Copy out all lines in the data below containing the string "paid".

───── INPUT RECORDS ─────

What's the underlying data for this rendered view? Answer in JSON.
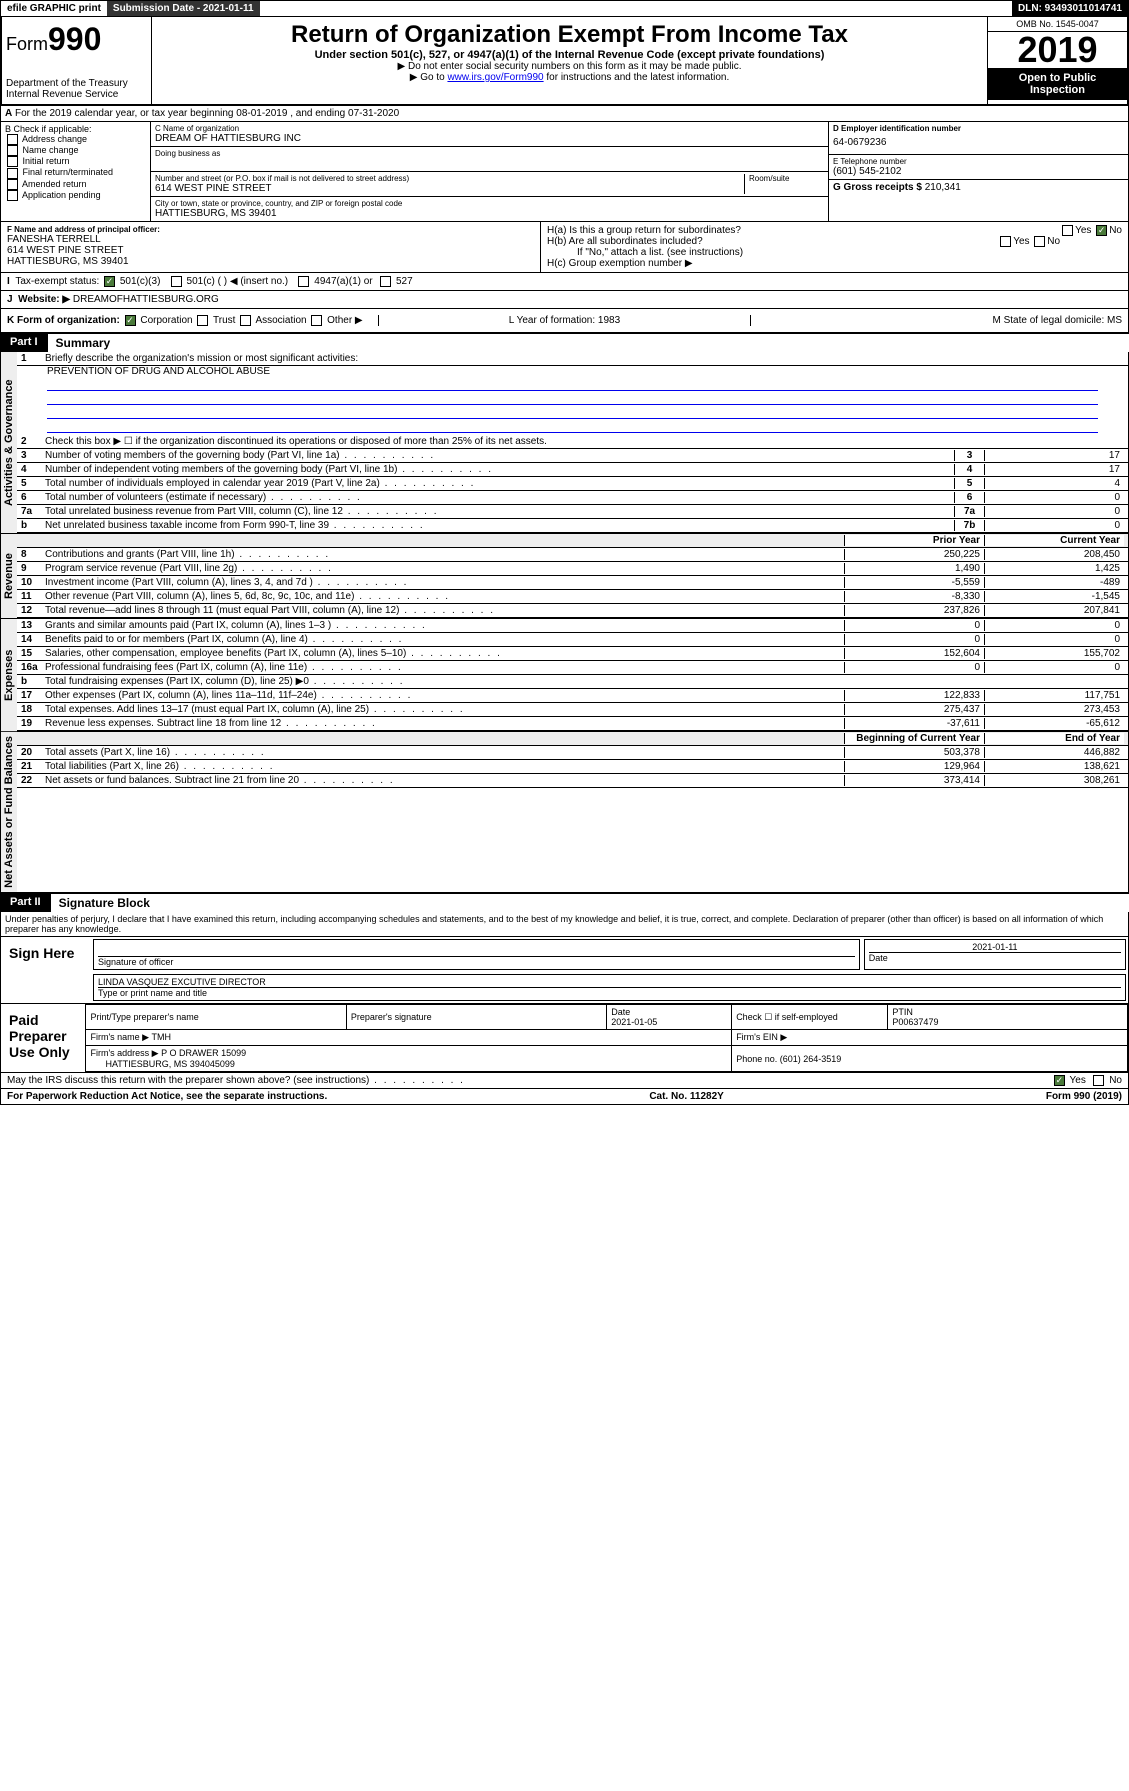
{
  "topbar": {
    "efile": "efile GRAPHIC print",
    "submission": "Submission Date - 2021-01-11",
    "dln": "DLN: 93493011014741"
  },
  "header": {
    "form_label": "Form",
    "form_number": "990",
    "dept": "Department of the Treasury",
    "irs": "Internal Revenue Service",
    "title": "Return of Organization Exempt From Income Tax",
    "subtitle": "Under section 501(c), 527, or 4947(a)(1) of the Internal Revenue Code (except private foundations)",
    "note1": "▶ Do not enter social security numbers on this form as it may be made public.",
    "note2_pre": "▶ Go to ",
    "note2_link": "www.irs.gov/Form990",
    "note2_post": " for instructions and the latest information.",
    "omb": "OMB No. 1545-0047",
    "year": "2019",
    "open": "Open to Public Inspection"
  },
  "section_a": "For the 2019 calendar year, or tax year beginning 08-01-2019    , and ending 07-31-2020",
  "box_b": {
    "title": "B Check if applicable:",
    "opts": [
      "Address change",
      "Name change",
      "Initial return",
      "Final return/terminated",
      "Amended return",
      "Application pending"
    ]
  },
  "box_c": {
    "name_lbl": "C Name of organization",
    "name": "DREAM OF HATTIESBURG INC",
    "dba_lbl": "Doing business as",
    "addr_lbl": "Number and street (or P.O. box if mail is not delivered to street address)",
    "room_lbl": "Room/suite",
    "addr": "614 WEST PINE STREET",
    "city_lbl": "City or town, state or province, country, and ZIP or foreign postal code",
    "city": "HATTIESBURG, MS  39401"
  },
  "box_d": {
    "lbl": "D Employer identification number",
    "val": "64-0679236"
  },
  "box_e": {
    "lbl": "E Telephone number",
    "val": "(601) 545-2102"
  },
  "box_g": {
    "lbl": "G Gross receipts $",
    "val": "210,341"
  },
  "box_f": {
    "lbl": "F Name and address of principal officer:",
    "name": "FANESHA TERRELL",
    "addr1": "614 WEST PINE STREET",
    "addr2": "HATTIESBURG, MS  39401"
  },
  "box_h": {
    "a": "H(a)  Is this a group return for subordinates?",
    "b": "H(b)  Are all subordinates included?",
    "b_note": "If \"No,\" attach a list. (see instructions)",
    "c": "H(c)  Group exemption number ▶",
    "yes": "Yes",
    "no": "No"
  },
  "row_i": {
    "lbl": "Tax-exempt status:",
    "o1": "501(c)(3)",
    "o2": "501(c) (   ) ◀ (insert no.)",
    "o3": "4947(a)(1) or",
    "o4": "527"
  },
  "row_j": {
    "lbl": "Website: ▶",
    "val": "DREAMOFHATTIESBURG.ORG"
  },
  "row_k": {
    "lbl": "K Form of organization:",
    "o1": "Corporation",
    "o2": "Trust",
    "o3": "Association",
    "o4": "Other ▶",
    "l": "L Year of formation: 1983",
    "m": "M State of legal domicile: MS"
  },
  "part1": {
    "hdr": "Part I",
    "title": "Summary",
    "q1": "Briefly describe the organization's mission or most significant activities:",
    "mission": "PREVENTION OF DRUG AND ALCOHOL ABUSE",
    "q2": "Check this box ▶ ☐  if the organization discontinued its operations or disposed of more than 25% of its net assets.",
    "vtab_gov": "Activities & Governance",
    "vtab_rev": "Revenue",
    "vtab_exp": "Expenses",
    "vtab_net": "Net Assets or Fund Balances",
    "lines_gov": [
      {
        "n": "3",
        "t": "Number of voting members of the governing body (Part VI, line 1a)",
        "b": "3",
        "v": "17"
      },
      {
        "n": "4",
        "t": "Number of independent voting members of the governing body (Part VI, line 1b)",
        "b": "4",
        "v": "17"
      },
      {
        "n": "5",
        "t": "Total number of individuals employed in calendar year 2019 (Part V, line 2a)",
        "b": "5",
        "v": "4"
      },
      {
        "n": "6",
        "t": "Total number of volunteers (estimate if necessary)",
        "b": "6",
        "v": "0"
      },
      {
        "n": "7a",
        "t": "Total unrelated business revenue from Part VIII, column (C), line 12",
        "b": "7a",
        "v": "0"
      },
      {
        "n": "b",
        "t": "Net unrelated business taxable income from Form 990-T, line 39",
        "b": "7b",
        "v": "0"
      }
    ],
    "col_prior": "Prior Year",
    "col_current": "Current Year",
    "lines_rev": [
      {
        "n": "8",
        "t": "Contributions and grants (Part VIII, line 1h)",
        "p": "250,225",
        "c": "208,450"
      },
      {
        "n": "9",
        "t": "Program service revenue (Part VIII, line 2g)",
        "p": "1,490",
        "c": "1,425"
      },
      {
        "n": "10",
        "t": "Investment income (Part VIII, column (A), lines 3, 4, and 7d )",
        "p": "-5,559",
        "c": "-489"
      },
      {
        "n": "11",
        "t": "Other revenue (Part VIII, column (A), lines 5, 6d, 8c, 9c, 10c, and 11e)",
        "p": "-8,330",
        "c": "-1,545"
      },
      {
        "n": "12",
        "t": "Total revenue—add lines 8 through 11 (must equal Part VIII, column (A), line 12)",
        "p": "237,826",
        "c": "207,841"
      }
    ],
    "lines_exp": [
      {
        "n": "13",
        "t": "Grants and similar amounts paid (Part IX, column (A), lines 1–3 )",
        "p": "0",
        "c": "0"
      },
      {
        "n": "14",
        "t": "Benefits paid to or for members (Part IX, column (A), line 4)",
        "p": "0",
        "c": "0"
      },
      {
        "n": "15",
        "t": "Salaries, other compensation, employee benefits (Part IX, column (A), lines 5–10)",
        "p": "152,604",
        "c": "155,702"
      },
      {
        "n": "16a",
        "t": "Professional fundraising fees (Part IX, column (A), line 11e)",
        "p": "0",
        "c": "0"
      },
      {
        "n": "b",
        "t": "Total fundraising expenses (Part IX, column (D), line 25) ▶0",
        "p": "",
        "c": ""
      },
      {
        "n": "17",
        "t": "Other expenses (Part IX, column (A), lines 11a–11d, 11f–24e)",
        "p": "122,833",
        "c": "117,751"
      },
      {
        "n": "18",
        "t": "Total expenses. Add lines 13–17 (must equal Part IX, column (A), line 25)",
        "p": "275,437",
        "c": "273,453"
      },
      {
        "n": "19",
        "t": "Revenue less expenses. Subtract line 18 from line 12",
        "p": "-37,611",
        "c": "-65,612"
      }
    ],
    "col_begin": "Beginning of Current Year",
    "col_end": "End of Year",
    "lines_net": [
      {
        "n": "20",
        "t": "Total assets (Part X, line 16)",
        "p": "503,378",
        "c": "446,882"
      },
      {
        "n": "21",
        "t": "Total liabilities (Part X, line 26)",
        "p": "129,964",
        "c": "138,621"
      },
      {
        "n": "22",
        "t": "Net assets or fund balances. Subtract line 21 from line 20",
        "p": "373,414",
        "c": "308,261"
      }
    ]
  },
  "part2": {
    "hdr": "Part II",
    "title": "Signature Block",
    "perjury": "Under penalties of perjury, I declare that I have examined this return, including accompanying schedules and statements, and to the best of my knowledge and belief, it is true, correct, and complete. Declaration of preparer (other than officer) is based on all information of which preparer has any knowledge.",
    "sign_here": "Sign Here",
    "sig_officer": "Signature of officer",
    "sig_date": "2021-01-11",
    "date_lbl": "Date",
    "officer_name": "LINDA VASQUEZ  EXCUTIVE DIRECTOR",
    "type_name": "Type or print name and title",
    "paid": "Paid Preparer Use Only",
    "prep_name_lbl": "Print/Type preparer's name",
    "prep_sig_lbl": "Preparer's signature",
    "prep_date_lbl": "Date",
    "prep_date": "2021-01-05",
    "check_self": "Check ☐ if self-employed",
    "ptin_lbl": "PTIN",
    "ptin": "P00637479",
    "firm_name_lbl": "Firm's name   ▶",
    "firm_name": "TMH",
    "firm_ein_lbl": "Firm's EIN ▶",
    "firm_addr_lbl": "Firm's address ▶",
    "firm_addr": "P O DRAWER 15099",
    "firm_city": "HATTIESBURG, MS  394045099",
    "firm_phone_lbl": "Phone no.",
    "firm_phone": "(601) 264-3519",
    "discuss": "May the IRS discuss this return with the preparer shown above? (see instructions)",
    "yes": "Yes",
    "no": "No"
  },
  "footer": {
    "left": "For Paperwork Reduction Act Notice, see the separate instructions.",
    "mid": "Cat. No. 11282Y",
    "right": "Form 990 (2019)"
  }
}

─────

§ **EXERCISE ANSWER**:
        "t": "Grants and similar amounts paid (Part IX, column (A), lines 1–3 )",
        "t": "Benefits paid to or for members (Part IX, column (A), line 4)",
    "paid": "Paid Preparer Use Only",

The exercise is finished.